Challenge
Pull out the lines from the one containing "Parse this screenshot: output" through the final line of the listing below and repeat them exactly. Leave the pictures behind.

[Excerpt from a dataset]
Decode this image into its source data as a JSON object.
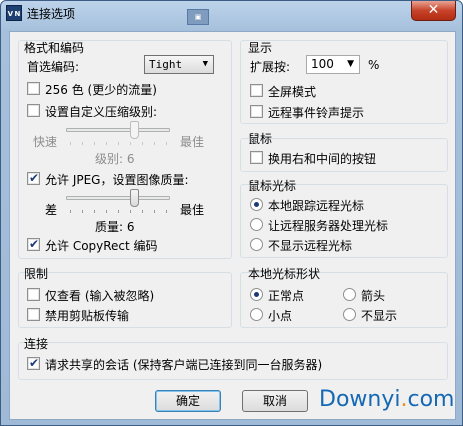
{
  "window": {
    "title": "连接选项",
    "icon": "vnc-app-icon",
    "icon_text": "V N",
    "close_glyph": "✕"
  },
  "format": {
    "title": "格式和编码",
    "preferred_label": "首选编码:",
    "preferred_value": "Tight",
    "color256_label": "256 色 (更少的流量)",
    "color256_checked": false,
    "custom_compress_label": "设置自定义压缩级别:",
    "custom_compress_checked": false,
    "compress_low": "快速",
    "compress_high": "最佳",
    "compress_level_label": "级别: 6",
    "compress_level_value": 6,
    "jpeg_label": "允许 JPEG，设置图像质量:",
    "jpeg_checked": true,
    "quality_low": "差",
    "quality_high": "最佳",
    "quality_level_label": "质量: 6",
    "quality_level_value": 6,
    "copyrect_label": "允许 CopyRect 编码",
    "copyrect_checked": true
  },
  "display": {
    "title": "显示",
    "scale_label": "扩展按:",
    "scale_value": "100",
    "scale_unit": "%",
    "fullscreen_label": "全屏模式",
    "fullscreen_checked": false,
    "bell_label": "远程事件铃声提示",
    "bell_checked": false
  },
  "mouse": {
    "title": "鼠标",
    "swap_label": "换用右和中间的按钮",
    "swap_checked": false
  },
  "cursor": {
    "title": "鼠标光标",
    "options": [
      "本地跟踪远程光标",
      "让远程服务器处理光标",
      "不显示远程光标"
    ],
    "selected": 0
  },
  "restrict": {
    "title": "限制",
    "viewonly_label": "仅查看 (输入被忽略)",
    "viewonly_checked": false,
    "clipboard_label": "禁用剪贴板传输",
    "clipboard_checked": false
  },
  "local_cursor": {
    "title": "本地光标形状",
    "options": [
      "正常点",
      "箭头",
      "小点",
      "不显示"
    ],
    "selected": 0
  },
  "connection": {
    "title": "连接",
    "shared_label": "请求共享的会话 (保持客户端已连接到同一台服务器)",
    "shared_checked": true
  },
  "buttons": {
    "ok": "确定",
    "cancel": "取消"
  },
  "watermark": {
    "part1": "Downyi",
    "dot": ".",
    "part2": "com"
  },
  "colors": {
    "accent": "#1a3a78",
    "title_bar": "#a6c0dc",
    "close": "#c7432a",
    "watermark": "#1569b4"
  }
}
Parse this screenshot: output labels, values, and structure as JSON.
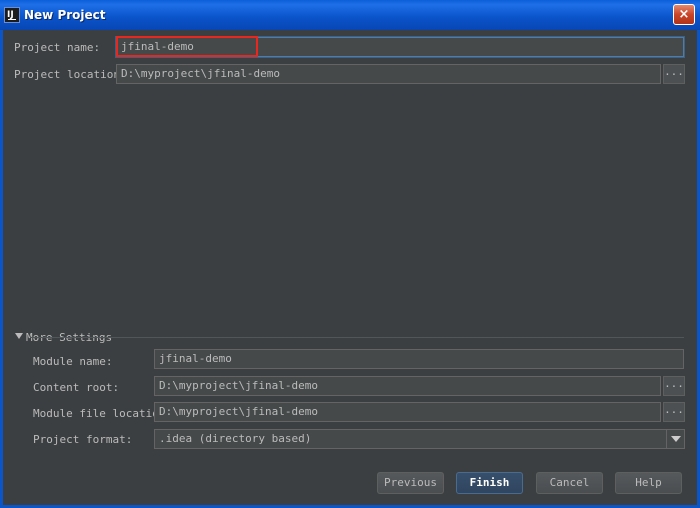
{
  "window": {
    "title": "New Project",
    "app_icon_letters": "IJ",
    "close_symbol": "×"
  },
  "form": {
    "project_name_label": "Project name:",
    "project_name_value": "jfinal-demo",
    "project_location_label": "Project location:",
    "project_location_value": "D:\\myproject\\jfinal-demo",
    "browse_label": "..."
  },
  "more_settings": {
    "header": "More Settings",
    "module_name_label": "Module name:",
    "module_name_value": "jfinal-demo",
    "content_root_label": "Content root:",
    "content_root_value": "D:\\myproject\\jfinal-demo",
    "module_file_location_label": "Module file location:",
    "module_file_location_value": "D:\\myproject\\jfinal-demo",
    "project_format_label": "Project format:",
    "project_format_value": ".idea (directory based)"
  },
  "buttons": {
    "previous": "Previous",
    "finish": "Finish",
    "cancel": "Cancel",
    "help": "Help"
  },
  "colors": {
    "background": "#3c3f41",
    "title_bar": "#0a53c9",
    "highlight": "#e8281f",
    "default_button": "#2f4560"
  },
  "icons": [
    "intellij-app-icon",
    "close-icon",
    "browse-icon",
    "collapse-triangle-icon",
    "dropdown-arrow-icon"
  ]
}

Exercise output
Parse this screenshot: output labels, values, and structure as JSON.
{
  "window": {
    "title": "New Project",
    "app_icon_letters": "IJ",
    "close_symbol": "×"
  },
  "form": {
    "project_name_label": "Project name:",
    "project_name_value": "jfinal-demo",
    "project_location_label": "Project location:",
    "project_location_value": "D:\\myproject\\jfinal-demo",
    "browse_label": "..."
  },
  "more_settings": {
    "header": "More Settings",
    "module_name_label": "Module name:",
    "module_name_value": "jfinal-demo",
    "content_root_label": "Content root:",
    "content_root_value": "D:\\myproject\\jfinal-demo",
    "module_file_location_label": "Module file location:",
    "module_file_location_value": "D:\\myproject\\jfinal-demo",
    "project_format_label": "Project format:",
    "project_format_value": ".idea (directory based)"
  },
  "buttons": {
    "previous": "Previous",
    "finish": "Finish",
    "cancel": "Cancel",
    "help": "Help"
  },
  "colors": {
    "background": "#3c3f41",
    "title_bar": "#0a53c9",
    "highlight": "#e8281f",
    "default_button": "#2f4560"
  },
  "icons": [
    "intellij-app-icon",
    "close-icon",
    "browse-icon",
    "collapse-triangle-icon",
    "dropdown-arrow-icon"
  ]
}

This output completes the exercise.